TASK TO CARRY OUT: Give back the full material, exactly as it reads.

MATERIAL TO PROCESS:

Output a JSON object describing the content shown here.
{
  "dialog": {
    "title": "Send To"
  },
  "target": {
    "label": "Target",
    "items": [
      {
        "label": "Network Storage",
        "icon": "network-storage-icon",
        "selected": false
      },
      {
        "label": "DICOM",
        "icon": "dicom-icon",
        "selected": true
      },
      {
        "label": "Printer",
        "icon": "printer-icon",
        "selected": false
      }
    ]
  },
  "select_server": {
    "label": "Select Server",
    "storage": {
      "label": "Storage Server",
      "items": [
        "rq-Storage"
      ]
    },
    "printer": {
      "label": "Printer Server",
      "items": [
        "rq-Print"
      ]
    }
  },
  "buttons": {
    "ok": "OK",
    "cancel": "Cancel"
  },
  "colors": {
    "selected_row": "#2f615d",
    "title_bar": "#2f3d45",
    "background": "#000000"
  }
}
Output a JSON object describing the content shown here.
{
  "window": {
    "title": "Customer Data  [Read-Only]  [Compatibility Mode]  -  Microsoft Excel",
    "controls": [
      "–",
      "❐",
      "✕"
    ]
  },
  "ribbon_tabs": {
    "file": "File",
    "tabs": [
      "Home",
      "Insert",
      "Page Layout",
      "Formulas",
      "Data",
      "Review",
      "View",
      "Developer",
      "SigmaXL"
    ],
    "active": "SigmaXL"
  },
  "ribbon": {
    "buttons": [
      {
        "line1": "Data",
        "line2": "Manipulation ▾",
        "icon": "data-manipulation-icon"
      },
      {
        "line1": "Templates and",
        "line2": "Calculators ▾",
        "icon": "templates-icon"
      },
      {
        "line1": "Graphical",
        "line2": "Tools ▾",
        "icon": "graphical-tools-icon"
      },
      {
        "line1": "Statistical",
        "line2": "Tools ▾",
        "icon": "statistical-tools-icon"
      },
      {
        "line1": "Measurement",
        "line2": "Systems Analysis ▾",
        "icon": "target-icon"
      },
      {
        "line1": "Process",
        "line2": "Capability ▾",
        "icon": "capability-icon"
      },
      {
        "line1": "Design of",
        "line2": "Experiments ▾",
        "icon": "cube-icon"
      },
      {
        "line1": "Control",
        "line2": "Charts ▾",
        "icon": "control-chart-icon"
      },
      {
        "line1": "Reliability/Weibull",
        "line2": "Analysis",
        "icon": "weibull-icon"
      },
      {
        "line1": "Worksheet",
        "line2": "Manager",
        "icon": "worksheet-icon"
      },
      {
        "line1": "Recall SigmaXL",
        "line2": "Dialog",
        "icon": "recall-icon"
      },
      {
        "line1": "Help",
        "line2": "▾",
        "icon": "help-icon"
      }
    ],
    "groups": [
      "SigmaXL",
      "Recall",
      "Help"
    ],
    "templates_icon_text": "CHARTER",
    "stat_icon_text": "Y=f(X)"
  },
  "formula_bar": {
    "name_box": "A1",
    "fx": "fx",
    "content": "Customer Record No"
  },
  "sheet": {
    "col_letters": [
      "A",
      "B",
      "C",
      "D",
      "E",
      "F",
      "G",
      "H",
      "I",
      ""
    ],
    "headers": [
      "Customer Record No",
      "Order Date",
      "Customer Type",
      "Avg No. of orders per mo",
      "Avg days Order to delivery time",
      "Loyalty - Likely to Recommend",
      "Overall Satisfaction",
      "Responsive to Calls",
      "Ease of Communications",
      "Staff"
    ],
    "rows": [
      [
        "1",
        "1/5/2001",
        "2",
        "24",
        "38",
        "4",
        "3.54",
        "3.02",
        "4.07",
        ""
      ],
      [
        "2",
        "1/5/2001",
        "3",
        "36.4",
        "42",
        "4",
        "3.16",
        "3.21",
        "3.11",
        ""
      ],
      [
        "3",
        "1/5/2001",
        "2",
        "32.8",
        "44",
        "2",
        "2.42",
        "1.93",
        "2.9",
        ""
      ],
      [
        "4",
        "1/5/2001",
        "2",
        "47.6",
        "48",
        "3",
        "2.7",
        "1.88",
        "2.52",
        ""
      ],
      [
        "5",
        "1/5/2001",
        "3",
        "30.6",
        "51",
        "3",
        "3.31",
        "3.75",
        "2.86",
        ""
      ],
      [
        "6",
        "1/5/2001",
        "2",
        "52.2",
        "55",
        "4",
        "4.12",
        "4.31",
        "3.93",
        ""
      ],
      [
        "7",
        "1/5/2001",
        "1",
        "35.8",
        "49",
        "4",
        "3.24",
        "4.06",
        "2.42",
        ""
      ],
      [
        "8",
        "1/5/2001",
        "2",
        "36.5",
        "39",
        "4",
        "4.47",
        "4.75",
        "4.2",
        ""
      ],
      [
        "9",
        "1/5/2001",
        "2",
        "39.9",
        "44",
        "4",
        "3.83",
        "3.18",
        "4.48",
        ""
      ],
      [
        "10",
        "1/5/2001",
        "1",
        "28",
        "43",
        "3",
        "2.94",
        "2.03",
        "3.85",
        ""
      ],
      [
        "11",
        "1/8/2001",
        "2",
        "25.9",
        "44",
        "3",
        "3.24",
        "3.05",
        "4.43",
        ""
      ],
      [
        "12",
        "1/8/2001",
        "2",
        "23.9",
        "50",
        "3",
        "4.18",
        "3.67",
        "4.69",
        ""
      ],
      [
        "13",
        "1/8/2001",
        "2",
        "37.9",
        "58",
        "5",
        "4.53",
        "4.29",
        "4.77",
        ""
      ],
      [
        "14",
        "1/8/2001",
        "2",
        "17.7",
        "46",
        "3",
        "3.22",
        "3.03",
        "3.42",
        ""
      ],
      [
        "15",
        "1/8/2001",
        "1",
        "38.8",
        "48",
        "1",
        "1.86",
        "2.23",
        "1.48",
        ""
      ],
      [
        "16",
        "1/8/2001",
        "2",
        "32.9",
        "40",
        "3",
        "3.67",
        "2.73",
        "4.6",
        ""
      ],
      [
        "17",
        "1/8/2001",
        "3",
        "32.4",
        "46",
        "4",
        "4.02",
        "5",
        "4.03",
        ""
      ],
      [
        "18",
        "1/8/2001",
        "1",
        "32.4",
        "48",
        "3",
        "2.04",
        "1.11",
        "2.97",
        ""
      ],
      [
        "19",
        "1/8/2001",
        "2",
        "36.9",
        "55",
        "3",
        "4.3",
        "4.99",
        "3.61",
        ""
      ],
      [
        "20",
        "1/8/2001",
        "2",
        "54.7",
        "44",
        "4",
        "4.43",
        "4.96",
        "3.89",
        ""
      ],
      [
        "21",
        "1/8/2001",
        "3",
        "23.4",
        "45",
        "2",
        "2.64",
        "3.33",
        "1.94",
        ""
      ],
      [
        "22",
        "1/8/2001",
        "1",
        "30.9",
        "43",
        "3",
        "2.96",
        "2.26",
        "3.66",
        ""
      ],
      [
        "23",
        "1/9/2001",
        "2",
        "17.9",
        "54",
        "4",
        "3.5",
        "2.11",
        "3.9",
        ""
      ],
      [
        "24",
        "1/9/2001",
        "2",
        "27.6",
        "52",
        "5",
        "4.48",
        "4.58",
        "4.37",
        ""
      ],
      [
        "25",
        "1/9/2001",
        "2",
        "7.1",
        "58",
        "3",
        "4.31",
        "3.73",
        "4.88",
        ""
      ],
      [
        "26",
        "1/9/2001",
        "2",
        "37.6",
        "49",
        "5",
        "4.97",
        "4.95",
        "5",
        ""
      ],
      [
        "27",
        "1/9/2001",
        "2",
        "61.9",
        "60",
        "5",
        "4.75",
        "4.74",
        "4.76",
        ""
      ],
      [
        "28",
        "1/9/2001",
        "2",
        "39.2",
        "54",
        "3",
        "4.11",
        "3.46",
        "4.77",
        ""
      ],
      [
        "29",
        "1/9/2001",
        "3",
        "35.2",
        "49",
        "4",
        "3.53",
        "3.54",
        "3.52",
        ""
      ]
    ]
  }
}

SOLUTION BELOW:
Output a JSON object describing the content shown here.
{
  "dialog": {
    "title": "Send To"
  },
  "target": {
    "label": "Target",
    "items": [
      {
        "label": "Network Storage",
        "icon": "network-storage-icon",
        "selected": false
      },
      {
        "label": "DICOM",
        "icon": "dicom-icon",
        "selected": true
      },
      {
        "label": "Printer",
        "icon": "printer-icon",
        "selected": false
      }
    ]
  },
  "select_server": {
    "label": "Select Server",
    "storage": {
      "label": "Storage Server",
      "items": [
        "rq-Storage"
      ]
    },
    "printer": {
      "label": "Printer Server",
      "items": [
        "rq-Print"
      ]
    }
  },
  "buttons": {
    "ok": "OK",
    "cancel": "Cancel"
  },
  "colors": {
    "selected_row": "#2f615d",
    "title_bar": "#2f3d45",
    "background": "#000000"
  }
}
Output a JSON object describing the content shown here.
{
  "window": {
    "title": "Customer Data  [Read-Only]  [Compatibility Mode]  -  Microsoft Excel",
    "controls": [
      "–",
      "❐",
      "✕"
    ]
  },
  "ribbon_tabs": {
    "file": "File",
    "tabs": [
      "Home",
      "Insert",
      "Page Layout",
      "Formulas",
      "Data",
      "Review",
      "View",
      "Developer",
      "SigmaXL"
    ],
    "active": "SigmaXL"
  },
  "ribbon": {
    "buttons": [
      {
        "line1": "Data",
        "line2": "Manipulation ▾",
        "icon": "data-manipulation-icon"
      },
      {
        "line1": "Templates and",
        "line2": "Calculators ▾",
        "icon": "templates-icon"
      },
      {
        "line1": "Graphical",
        "line2": "Tools ▾",
        "icon": "graphical-tools-icon"
      },
      {
        "line1": "Statistical",
        "line2": "Tools ▾",
        "icon": "statistical-tools-icon"
      },
      {
        "line1": "Measurement",
        "line2": "Systems Analysis ▾",
        "icon": "target-icon"
      },
      {
        "line1": "Process",
        "line2": "Capability ▾",
        "icon": "capability-icon"
      },
      {
        "line1": "Design of",
        "line2": "Experiments ▾",
        "icon": "cube-icon"
      },
      {
        "line1": "Control",
        "line2": "Charts ▾",
        "icon": "control-chart-icon"
      },
      {
        "line1": "Reliability/Weibull",
        "line2": "Analysis",
        "icon": "weibull-icon"
      },
      {
        "line1": "Worksheet",
        "line2": "Manager",
        "icon": "worksheet-icon"
      },
      {
        "line1": "Recall SigmaXL",
        "line2": "Dialog",
        "icon": "recall-icon"
      },
      {
        "line1": "Help",
        "line2": "▾",
        "icon": "help-icon"
      }
    ],
    "groups": [
      "SigmaXL",
      "Recall",
      "Help"
    ],
    "templates_icon_text": "CHARTER",
    "stat_icon_text": "Y=f(X)"
  },
  "formula_bar": {
    "name_box": "A1",
    "fx": "fx",
    "content": "Customer Record No"
  },
  "sheet": {
    "col_letters": [
      "A",
      "B",
      "C",
      "D",
      "E",
      "F",
      "G",
      "H",
      "I",
      ""
    ],
    "headers": [
      "Customer Record No",
      "Order Date",
      "Customer Type",
      "Avg No. of orders per mo",
      "Avg days Order to delivery time",
      "Loyalty - Likely to Recommend",
      "Overall Satisfaction",
      "Responsive to Calls",
      "Ease of Communications",
      "Staff"
    ],
    "rows": [
      [
        "1",
        "1/5/2001",
        "2",
        "24",
        "38",
        "4",
        "3.54",
        "3.02",
        "4.07",
        ""
      ],
      [
        "2",
        "1/5/2001",
        "3",
        "36.4",
        "42",
        "4",
        "3.16",
        "3.21",
        "3.11",
        ""
      ],
      [
        "3",
        "1/5/2001",
        "2",
        "32.8",
        "44",
        "2",
        "2.42",
        "1.93",
        "2.9",
        ""
      ],
      [
        "4",
        "1/5/2001",
        "2",
        "47.6",
        "48",
        "3",
        "2.7",
        "1.88",
        "2.52",
        ""
      ],
      [
        "5",
        "1/5/2001",
        "3",
        "30.6",
        "51",
        "3",
        "3.31",
        "3.75",
        "2.86",
        ""
      ],
      [
        "6",
        "1/5/2001",
        "2",
        "52.2",
        "55",
        "4",
        "4.12",
        "4.31",
        "3.93",
        ""
      ],
      [
        "7",
        "1/5/2001",
        "1",
        "35.8",
        "49",
        "4",
        "3.24",
        "4.06",
        "2.42",
        ""
      ],
      [
        "8",
        "1/5/2001",
        "2",
        "36.5",
        "39",
        "4",
        "4.47",
        "4.75",
        "4.2",
        ""
      ],
      [
        "9",
        "1/5/2001",
        "2",
        "39.9",
        "44",
        "4",
        "3.83",
        "3.18",
        "4.48",
        ""
      ],
      [
        "10",
        "1/5/2001",
        "1",
        "28",
        "43",
        "3",
        "2.94",
        "2.03",
        "3.85",
        ""
      ],
      [
        "11",
        "1/8/2001",
        "2",
        "25.9",
        "44",
        "3",
        "3.24",
        "3.05",
        "4.43",
        ""
      ],
      [
        "12",
        "1/8/2001",
        "2",
        "23.9",
        "50",
        "3",
        "4.18",
        "3.67",
        "4.69",
        ""
      ],
      [
        "13",
        "1/8/2001",
        "2",
        "37.9",
        "58",
        "5",
        "4.53",
        "4.29",
        "4.77",
        ""
      ],
      [
        "14",
        "1/8/2001",
        "2",
        "17.7",
        "46",
        "3",
        "3.22",
        "3.03",
        "3.42",
        ""
      ],
      [
        "15",
        "1/8/2001",
        "1",
        "38.8",
        "48",
        "1",
        "1.86",
        "2.23",
        "1.48",
        ""
      ],
      [
        "16",
        "1/8/2001",
        "2",
        "32.9",
        "40",
        "3",
        "3.67",
        "2.73",
        "4.6",
        ""
      ],
      [
        "17",
        "1/8/2001",
        "3",
        "32.4",
        "46",
        "4",
        "4.02",
        "5",
        "4.03",
        ""
      ],
      [
        "18",
        "1/8/2001",
        "1",
        "32.4",
        "48",
        "3",
        "2.04",
        "1.11",
        "2.97",
        ""
      ],
      [
        "19",
        "1/8/2001",
        "2",
        "36.9",
        "55",
        "3",
        "4.3",
        "4.99",
        "3.61",
        ""
      ],
      [
        "20",
        "1/8/2001",
        "2",
        "54.7",
        "44",
        "4",
        "4.43",
        "4.96",
        "3.89",
        ""
      ],
      [
        "21",
        "1/8/2001",
        "3",
        "23.4",
        "45",
        "2",
        "2.64",
        "3.33",
        "1.94",
        ""
      ],
      [
        "22",
        "1/8/2001",
        "1",
        "30.9",
        "43",
        "3",
        "2.96",
        "2.26",
        "3.66",
        ""
      ],
      [
        "23",
        "1/9/2001",
        "2",
        "17.9",
        "54",
        "4",
        "3.5",
        "2.11",
        "3.9",
        ""
      ],
      [
        "24",
        "1/9/2001",
        "2",
        "27.6",
        "52",
        "5",
        "4.48",
        "4.58",
        "4.37",
        ""
      ],
      [
        "25",
        "1/9/2001",
        "2",
        "7.1",
        "58",
        "3",
        "4.31",
        "3.73",
        "4.88",
        ""
      ],
      [
        "26",
        "1/9/2001",
        "2",
        "37.6",
        "49",
        "5",
        "4.97",
        "4.95",
        "5",
        ""
      ],
      [
        "27",
        "1/9/2001",
        "2",
        "61.9",
        "60",
        "5",
        "4.75",
        "4.74",
        "4.76",
        ""
      ],
      [
        "28",
        "1/9/2001",
        "2",
        "39.2",
        "54",
        "3",
        "4.11",
        "3.46",
        "4.77",
        ""
      ],
      [
        "29",
        "1/9/2001",
        "3",
        "35.2",
        "49",
        "4",
        "3.53",
        "3.54",
        "3.52",
        ""
      ]
    ]
  }
}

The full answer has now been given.